WHAT YOU NEED TO DO
Find every line in the records that holds the string "famitsu". Copy each one.

Records contained in a dataset
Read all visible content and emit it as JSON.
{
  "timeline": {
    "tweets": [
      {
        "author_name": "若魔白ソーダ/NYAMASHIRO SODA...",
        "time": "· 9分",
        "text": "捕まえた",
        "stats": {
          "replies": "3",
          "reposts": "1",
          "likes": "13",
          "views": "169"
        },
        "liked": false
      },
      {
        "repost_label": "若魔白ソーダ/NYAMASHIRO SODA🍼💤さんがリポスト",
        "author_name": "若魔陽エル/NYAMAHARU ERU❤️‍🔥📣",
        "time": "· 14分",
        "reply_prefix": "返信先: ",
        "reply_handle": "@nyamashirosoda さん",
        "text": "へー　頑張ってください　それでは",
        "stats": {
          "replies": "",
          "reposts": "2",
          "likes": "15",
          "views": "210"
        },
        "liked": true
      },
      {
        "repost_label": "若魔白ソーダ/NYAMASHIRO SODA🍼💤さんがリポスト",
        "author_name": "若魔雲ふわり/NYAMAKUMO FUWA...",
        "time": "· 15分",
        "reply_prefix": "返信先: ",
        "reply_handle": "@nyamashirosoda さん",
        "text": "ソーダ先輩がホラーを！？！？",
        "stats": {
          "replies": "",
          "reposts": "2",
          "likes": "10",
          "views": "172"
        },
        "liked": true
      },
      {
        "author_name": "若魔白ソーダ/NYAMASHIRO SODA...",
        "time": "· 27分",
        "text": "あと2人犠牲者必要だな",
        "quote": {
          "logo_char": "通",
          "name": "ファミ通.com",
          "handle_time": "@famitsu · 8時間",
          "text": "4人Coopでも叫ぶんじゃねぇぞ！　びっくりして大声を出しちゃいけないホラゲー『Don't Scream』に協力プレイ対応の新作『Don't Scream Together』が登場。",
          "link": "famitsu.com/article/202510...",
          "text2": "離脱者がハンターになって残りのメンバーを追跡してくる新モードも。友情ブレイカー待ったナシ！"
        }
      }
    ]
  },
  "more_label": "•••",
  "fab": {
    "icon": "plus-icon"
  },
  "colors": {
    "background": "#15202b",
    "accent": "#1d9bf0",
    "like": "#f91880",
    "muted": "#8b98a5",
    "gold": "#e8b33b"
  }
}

CORRECT RESULT
          "handle_time": "@famitsu · 8時間",
          "link": "famitsu.com/article/202510...",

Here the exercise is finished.